● SET PROBLEM: Count the lines containing "Families" in the entries underneath, and state that count without anything else.
[start of DATASET ROWS]
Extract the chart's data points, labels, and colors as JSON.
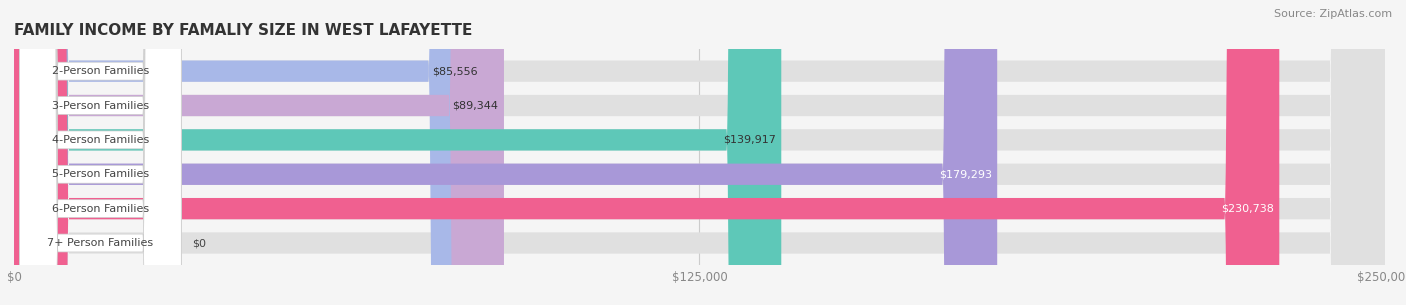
{
  "title": "FAMILY INCOME BY FAMALIY SIZE IN WEST LAFAYETTE",
  "source": "Source: ZipAtlas.com",
  "categories": [
    "2-Person Families",
    "3-Person Families",
    "4-Person Families",
    "5-Person Families",
    "6-Person Families",
    "7+ Person Families"
  ],
  "values": [
    85556,
    89344,
    139917,
    179293,
    230738,
    0
  ],
  "bar_colors": [
    "#a8b8e8",
    "#c9a8d4",
    "#5ec8b8",
    "#a898d8",
    "#f06090",
    "#f0c898"
  ],
  "label_colors": [
    "#333333",
    "#333333",
    "#333333",
    "#ffffff",
    "#ffffff",
    "#333333"
  ],
  "value_labels": [
    "$85,556",
    "$89,344",
    "$139,917",
    "$179,293",
    "$230,738",
    "$0"
  ],
  "xlim": [
    0,
    250000
  ],
  "xticks": [
    0,
    125000,
    250000
  ],
  "xtick_labels": [
    "$0",
    "$125,000",
    "$250,000"
  ],
  "bar_height": 0.62,
  "background_color": "#f5f5f5",
  "bar_background_color": "#e0e0e0",
  "title_fontsize": 11,
  "label_fontsize": 8.0,
  "value_fontsize": 8.0,
  "source_fontsize": 8
}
[end of DATASET ROWS]
● SOLVED PROBLEM: 6